> **YOUR TASK**:
Every record must be repeated exactly; omit any pictures they contain.

>>>

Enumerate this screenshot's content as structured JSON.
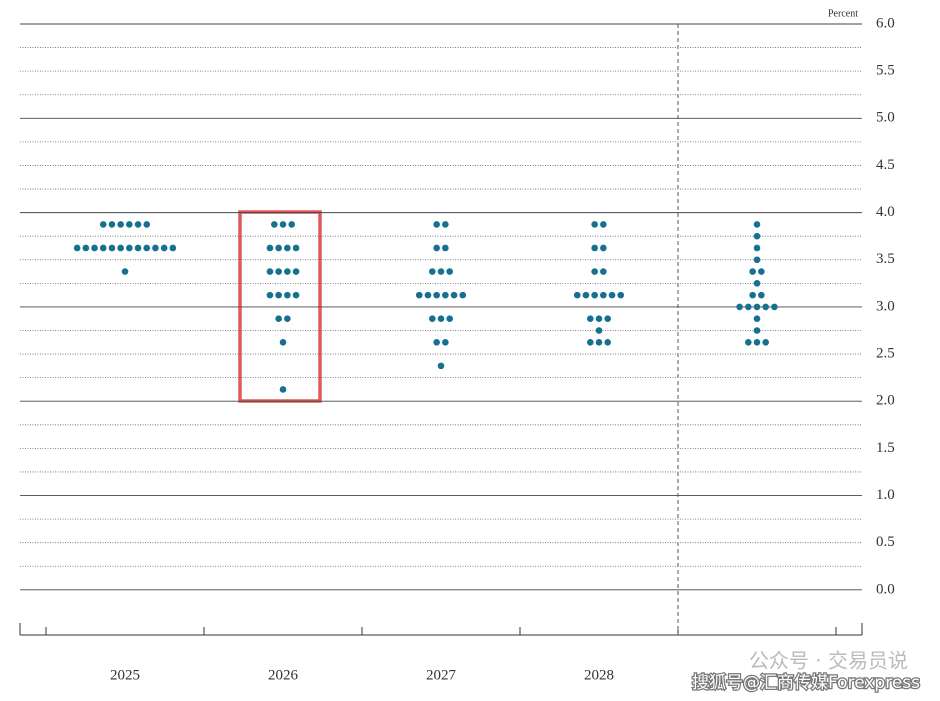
{
  "chart_data": {
    "type": "dot",
    "y_label": "Percent",
    "categories": [
      "2025",
      "2026",
      "2027",
      "2028",
      null
    ],
    "values": [
      [
        3.875,
        3.875,
        3.875,
        3.875,
        3.875,
        3.875,
        3.625,
        3.625,
        3.625,
        3.625,
        3.625,
        3.625,
        3.625,
        3.625,
        3.625,
        3.625,
        3.625,
        3.625,
        3.375
      ],
      [
        3.875,
        3.875,
        3.875,
        3.625,
        3.625,
        3.625,
        3.625,
        3.375,
        3.375,
        3.375,
        3.375,
        3.125,
        3.125,
        3.125,
        3.125,
        2.875,
        2.875,
        2.625,
        2.125
      ],
      [
        3.875,
        3.875,
        3.625,
        3.625,
        3.375,
        3.375,
        3.375,
        3.125,
        3.125,
        3.125,
        3.125,
        3.125,
        3.125,
        2.875,
        2.875,
        2.875,
        2.625,
        2.625,
        2.375
      ],
      [
        3.875,
        3.875,
        3.625,
        3.625,
        3.375,
        3.375,
        3.125,
        3.125,
        3.125,
        3.125,
        3.125,
        3.125,
        2.875,
        2.875,
        2.875,
        2.75,
        2.625,
        2.625,
        2.625
      ],
      [
        3.875,
        3.75,
        3.625,
        3.5,
        3.375,
        3.375,
        3.25,
        3.125,
        3.125,
        3.0,
        3.0,
        3.0,
        3.0,
        3.0,
        2.875,
        2.75,
        2.625,
        2.625,
        2.625
      ]
    ],
    "color": "#16708f",
    "ylim": [
      -0.5,
      6.0
    ],
    "yticks": [
      {
        "value": 0,
        "label": "0.0"
      },
      {
        "value": 0.5,
        "label": "0.5"
      },
      {
        "value": 1,
        "label": "1.0"
      },
      {
        "value": 1.5,
        "label": "1.5"
      },
      {
        "value": 2,
        "label": "2.0"
      },
      {
        "value": 2.5,
        "label": "2.5"
      },
      {
        "value": 3,
        "label": "3.0"
      },
      {
        "value": 3.5,
        "label": "3.5"
      },
      {
        "value": 4,
        "label": "4.0"
      },
      {
        "value": 4.5,
        "label": "4.5"
      },
      {
        "value": 5,
        "label": "5.0"
      },
      {
        "value": 5.5,
        "label": "5.5"
      },
      {
        "value": 6,
        "label": "6.0"
      }
    ],
    "yticks_minor": [
      0.25,
      0.75,
      1.25,
      1.75,
      2.25,
      2.75,
      3.25,
      3.75,
      4.25,
      4.75,
      5.25,
      5.75
    ],
    "grid": true,
    "watermark": [
      "公众号 · 交易员说",
      "搜狐号@汇商传媒Forexpress"
    ]
  }
}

<<<

> **SOLUTION TO THE EXERCISE**:
Enumerate this screenshot's content as structured JSON.
{
  "chart_data": {
    "type": "dot",
    "y_label": "Percent",
    "categories": [
      "2025",
      "2026",
      "2027",
      "2028",
      null
    ],
    "values": [
      [
        3.875,
        3.875,
        3.875,
        3.875,
        3.875,
        3.875,
        3.625,
        3.625,
        3.625,
        3.625,
        3.625,
        3.625,
        3.625,
        3.625,
        3.625,
        3.625,
        3.625,
        3.625,
        3.375
      ],
      [
        3.875,
        3.875,
        3.875,
        3.625,
        3.625,
        3.625,
        3.625,
        3.375,
        3.375,
        3.375,
        3.375,
        3.125,
        3.125,
        3.125,
        3.125,
        2.875,
        2.875,
        2.625,
        2.125
      ],
      [
        3.875,
        3.875,
        3.625,
        3.625,
        3.375,
        3.375,
        3.375,
        3.125,
        3.125,
        3.125,
        3.125,
        3.125,
        3.125,
        2.875,
        2.875,
        2.875,
        2.625,
        2.625,
        2.375
      ],
      [
        3.875,
        3.875,
        3.625,
        3.625,
        3.375,
        3.375,
        3.125,
        3.125,
        3.125,
        3.125,
        3.125,
        3.125,
        2.875,
        2.875,
        2.875,
        2.75,
        2.625,
        2.625,
        2.625
      ],
      [
        3.875,
        3.75,
        3.625,
        3.5,
        3.375,
        3.375,
        3.25,
        3.125,
        3.125,
        3.0,
        3.0,
        3.0,
        3.0,
        3.0,
        2.875,
        2.75,
        2.625,
        2.625,
        2.625
      ]
    ],
    "color": "#16708f",
    "ylim": [
      -0.5,
      6.0
    ],
    "yticks": [
      {
        "value": 0,
        "label": "0.0"
      },
      {
        "value": 0.5,
        "label": "0.5"
      },
      {
        "value": 1,
        "label": "1.0"
      },
      {
        "value": 1.5,
        "label": "1.5"
      },
      {
        "value": 2,
        "label": "2.0"
      },
      {
        "value": 2.5,
        "label": "2.5"
      },
      {
        "value": 3,
        "label": "3.0"
      },
      {
        "value": 3.5,
        "label": "3.5"
      },
      {
        "value": 4,
        "label": "4.0"
      },
      {
        "value": 4.5,
        "label": "4.5"
      },
      {
        "value": 5,
        "label": "5.0"
      },
      {
        "value": 5.5,
        "label": "5.5"
      },
      {
        "value": 6,
        "label": "6.0"
      }
    ],
    "yticks_minor": [
      0.25,
      0.75,
      1.25,
      1.75,
      2.25,
      2.75,
      3.25,
      3.75,
      4.25,
      4.75,
      5.25,
      5.75
    ],
    "grid": true,
    "watermark": [
      "公众号 · 交易员说",
      "搜狐号@汇商传媒Forexpress"
    ]
  }
}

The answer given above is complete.